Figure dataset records
╔══
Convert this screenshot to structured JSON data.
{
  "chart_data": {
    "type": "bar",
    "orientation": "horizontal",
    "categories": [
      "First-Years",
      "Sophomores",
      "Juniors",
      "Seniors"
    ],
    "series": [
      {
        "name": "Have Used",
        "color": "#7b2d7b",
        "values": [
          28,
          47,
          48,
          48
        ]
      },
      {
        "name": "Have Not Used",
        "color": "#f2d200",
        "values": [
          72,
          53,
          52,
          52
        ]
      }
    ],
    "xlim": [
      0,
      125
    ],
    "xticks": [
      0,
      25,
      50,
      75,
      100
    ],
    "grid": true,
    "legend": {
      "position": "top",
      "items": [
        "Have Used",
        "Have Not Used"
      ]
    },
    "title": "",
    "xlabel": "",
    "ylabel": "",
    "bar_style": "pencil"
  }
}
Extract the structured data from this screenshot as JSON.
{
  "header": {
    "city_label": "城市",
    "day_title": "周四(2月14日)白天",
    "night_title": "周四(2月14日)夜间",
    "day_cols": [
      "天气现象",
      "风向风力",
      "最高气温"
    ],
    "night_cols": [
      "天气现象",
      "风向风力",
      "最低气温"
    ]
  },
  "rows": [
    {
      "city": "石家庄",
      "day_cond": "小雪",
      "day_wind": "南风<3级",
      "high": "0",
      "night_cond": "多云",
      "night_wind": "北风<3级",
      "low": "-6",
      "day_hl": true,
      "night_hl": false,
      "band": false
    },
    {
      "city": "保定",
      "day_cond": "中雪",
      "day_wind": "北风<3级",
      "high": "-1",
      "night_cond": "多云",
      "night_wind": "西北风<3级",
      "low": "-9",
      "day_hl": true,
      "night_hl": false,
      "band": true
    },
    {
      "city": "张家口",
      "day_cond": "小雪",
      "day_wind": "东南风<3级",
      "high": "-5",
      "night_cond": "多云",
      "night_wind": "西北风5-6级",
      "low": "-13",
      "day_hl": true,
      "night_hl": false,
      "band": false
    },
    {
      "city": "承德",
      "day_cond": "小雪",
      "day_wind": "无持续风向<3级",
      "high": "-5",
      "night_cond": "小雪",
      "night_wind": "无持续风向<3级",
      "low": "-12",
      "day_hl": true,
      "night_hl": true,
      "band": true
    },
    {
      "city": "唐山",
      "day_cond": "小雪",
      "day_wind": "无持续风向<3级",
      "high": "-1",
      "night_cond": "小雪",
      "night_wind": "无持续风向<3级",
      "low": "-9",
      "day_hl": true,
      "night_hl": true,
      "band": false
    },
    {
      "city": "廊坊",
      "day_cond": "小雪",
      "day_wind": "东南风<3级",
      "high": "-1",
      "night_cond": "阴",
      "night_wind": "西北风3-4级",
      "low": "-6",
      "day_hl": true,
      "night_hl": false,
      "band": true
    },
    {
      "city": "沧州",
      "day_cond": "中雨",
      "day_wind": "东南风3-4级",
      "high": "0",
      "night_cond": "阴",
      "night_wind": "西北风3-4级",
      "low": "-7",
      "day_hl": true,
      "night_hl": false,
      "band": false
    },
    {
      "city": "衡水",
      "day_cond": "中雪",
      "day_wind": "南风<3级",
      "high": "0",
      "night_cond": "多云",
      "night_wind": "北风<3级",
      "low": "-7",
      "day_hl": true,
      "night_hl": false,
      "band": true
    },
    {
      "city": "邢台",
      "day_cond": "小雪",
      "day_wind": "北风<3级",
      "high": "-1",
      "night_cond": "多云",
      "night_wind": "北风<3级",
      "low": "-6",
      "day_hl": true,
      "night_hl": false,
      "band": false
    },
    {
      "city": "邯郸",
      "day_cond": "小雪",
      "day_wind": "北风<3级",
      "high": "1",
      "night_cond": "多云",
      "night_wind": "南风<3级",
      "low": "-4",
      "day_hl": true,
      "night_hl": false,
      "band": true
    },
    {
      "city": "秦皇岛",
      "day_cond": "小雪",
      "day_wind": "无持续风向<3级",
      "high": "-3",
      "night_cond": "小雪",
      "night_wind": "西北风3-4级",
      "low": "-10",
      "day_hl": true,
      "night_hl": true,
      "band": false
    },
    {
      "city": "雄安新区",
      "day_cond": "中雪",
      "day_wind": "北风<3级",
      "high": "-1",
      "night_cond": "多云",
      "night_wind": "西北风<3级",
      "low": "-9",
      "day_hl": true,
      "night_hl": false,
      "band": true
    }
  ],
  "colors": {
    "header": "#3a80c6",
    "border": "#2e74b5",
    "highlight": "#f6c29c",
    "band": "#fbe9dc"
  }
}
╚══
▶ What the task asks: Give the listing above again, word for word.

▶ Result:
Convert this screenshot to structured JSON data.
{
  "chart_data": {
    "type": "bar",
    "orientation": "horizontal",
    "categories": [
      "First-Years",
      "Sophomores",
      "Juniors",
      "Seniors"
    ],
    "series": [
      {
        "name": "Have Used",
        "color": "#7b2d7b",
        "values": [
          28,
          47,
          48,
          48
        ]
      },
      {
        "name": "Have Not Used",
        "color": "#f2d200",
        "values": [
          72,
          53,
          52,
          52
        ]
      }
    ],
    "xlim": [
      0,
      125
    ],
    "xticks": [
      0,
      25,
      50,
      75,
      100
    ],
    "grid": true,
    "legend": {
      "position": "top",
      "items": [
        "Have Used",
        "Have Not Used"
      ]
    },
    "title": "",
    "xlabel": "",
    "ylabel": "",
    "bar_style": "pencil"
  }
}
Extract the structured data from this screenshot as JSON.
{
  "header": {
    "city_label": "城市",
    "day_title": "周四(2月14日)白天",
    "night_title": "周四(2月14日)夜间",
    "day_cols": [
      "天气现象",
      "风向风力",
      "最高气温"
    ],
    "night_cols": [
      "天气现象",
      "风向风力",
      "最低气温"
    ]
  },
  "rows": [
    {
      "city": "石家庄",
      "day_cond": "小雪",
      "day_wind": "南风<3级",
      "high": "0",
      "night_cond": "多云",
      "night_wind": "北风<3级",
      "low": "-6",
      "day_hl": true,
      "night_hl": false,
      "band": false
    },
    {
      "city": "保定",
      "day_cond": "中雪",
      "day_wind": "北风<3级",
      "high": "-1",
      "night_cond": "多云",
      "night_wind": "西北风<3级",
      "low": "-9",
      "day_hl": true,
      "night_hl": false,
      "band": true
    },
    {
      "city": "张家口",
      "day_cond": "小雪",
      "day_wind": "东南风<3级",
      "high": "-5",
      "night_cond": "多云",
      "night_wind": "西北风5-6级",
      "low": "-13",
      "day_hl": true,
      "night_hl": false,
      "band": false
    },
    {
      "city": "承德",
      "day_cond": "小雪",
      "day_wind": "无持续风向<3级",
      "high": "-5",
      "night_cond": "小雪",
      "night_wind": "无持续风向<3级",
      "low": "-12",
      "day_hl": true,
      "night_hl": true,
      "band": true
    },
    {
      "city": "唐山",
      "day_cond": "小雪",
      "day_wind": "无持续风向<3级",
      "high": "-1",
      "night_cond": "小雪",
      "night_wind": "无持续风向<3级",
      "low": "-9",
      "day_hl": true,
      "night_hl": true,
      "band": false
    },
    {
      "city": "廊坊",
      "day_cond": "小雪",
      "day_wind": "东南风<3级",
      "high": "-1",
      "night_cond": "阴",
      "night_wind": "西北风3-4级",
      "low": "-6",
      "day_hl": true,
      "night_hl": false,
      "band": true
    },
    {
      "city": "沧州",
      "day_cond": "中雨",
      "day_wind": "东南风3-4级",
      "high": "0",
      "night_cond": "阴",
      "night_wind": "西北风3-4级",
      "low": "-7",
      "day_hl": true,
      "night_hl": false,
      "band": false
    },
    {
      "city": "衡水",
      "day_cond": "中雪",
      "day_wind": "南风<3级",
      "high": "0",
      "night_cond": "多云",
      "night_wind": "北风<3级",
      "low": "-7",
      "day_hl": true,
      "night_hl": false,
      "band": true
    },
    {
      "city": "邢台",
      "day_cond": "小雪",
      "day_wind": "北风<3级",
      "high": "-1",
      "night_cond": "多云",
      "night_wind": "北风<3级",
      "low": "-6",
      "day_hl": true,
      "night_hl": false,
      "band": false
    },
    {
      "city": "邯郸",
      "day_cond": "小雪",
      "day_wind": "北风<3级",
      "high": "1",
      "night_cond": "多云",
      "night_wind": "南风<3级",
      "low": "-4",
      "day_hl": true,
      "night_hl": false,
      "band": true
    },
    {
      "city": "秦皇岛",
      "day_cond": "小雪",
      "day_wind": "无持续风向<3级",
      "high": "-3",
      "night_cond": "小雪",
      "night_wind": "西北风3-4级",
      "low": "-10",
      "day_hl": true,
      "night_hl": true,
      "band": false
    },
    {
      "city": "雄安新区",
      "day_cond": "中雪",
      "day_wind": "北风<3级",
      "high": "-1",
      "night_cond": "多云",
      "night_wind": "西北风<3级",
      "low": "-9",
      "day_hl": true,
      "night_hl": false,
      "band": true
    }
  ],
  "colors": {
    "header": "#3a80c6",
    "border": "#2e74b5",
    "highlight": "#f6c29c",
    "band": "#fbe9dc"
  }
}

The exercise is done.